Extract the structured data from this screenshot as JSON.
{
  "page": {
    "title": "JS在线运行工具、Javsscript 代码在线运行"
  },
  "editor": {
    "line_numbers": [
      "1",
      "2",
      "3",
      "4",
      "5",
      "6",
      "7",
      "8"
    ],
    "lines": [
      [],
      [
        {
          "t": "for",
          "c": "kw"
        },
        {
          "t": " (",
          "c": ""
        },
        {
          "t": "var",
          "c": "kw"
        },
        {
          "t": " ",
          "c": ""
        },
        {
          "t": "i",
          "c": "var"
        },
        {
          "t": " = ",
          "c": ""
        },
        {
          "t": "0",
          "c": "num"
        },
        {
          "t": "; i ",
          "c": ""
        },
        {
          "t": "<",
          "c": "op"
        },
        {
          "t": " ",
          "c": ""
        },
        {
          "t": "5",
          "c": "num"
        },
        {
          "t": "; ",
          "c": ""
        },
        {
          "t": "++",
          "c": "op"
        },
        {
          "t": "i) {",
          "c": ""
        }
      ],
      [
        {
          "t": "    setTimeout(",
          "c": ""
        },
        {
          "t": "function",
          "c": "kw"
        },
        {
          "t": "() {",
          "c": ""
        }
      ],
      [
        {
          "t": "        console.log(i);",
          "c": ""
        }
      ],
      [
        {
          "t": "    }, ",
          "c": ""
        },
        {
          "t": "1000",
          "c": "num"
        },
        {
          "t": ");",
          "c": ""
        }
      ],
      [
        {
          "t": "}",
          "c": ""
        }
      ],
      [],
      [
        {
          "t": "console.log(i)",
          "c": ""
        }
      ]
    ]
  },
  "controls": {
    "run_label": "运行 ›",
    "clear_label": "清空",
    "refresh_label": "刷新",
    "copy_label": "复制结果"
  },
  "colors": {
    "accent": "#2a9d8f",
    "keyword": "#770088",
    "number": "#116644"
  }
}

■ ■ ■ ■ ■

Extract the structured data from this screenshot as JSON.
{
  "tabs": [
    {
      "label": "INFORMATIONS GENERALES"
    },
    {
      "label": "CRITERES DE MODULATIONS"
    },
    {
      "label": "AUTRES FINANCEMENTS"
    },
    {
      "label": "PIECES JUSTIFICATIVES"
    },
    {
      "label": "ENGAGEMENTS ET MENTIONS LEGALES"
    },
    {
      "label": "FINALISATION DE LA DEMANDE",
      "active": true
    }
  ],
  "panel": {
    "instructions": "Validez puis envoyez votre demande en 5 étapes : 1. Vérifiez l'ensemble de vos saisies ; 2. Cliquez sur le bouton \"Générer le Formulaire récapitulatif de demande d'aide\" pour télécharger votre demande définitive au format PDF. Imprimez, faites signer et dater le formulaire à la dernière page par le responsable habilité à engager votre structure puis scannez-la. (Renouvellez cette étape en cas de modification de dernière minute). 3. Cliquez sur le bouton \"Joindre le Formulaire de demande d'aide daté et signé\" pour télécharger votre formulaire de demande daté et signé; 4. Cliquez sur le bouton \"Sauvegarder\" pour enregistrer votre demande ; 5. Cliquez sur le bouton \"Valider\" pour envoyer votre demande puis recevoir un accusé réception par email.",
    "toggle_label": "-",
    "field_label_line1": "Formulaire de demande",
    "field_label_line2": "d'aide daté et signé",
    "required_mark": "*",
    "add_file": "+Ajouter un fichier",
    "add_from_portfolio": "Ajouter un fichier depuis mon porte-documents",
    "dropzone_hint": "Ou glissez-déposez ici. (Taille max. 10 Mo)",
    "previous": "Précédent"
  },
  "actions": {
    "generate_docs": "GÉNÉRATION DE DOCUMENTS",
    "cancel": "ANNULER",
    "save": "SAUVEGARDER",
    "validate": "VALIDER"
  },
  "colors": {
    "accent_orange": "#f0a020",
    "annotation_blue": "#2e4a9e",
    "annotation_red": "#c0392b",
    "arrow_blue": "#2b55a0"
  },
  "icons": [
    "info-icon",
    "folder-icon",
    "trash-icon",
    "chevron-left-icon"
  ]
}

■ ■ ■ ■ ■

AIM OF THE TASK - In the listing above, find each line with the word "Ajouter" and copy it.

FULL OUTPUT -
    "add_file": "+Ajouter un fichier",
    "add_from_portfolio": "Ajouter un fichier depuis mon porte-documents",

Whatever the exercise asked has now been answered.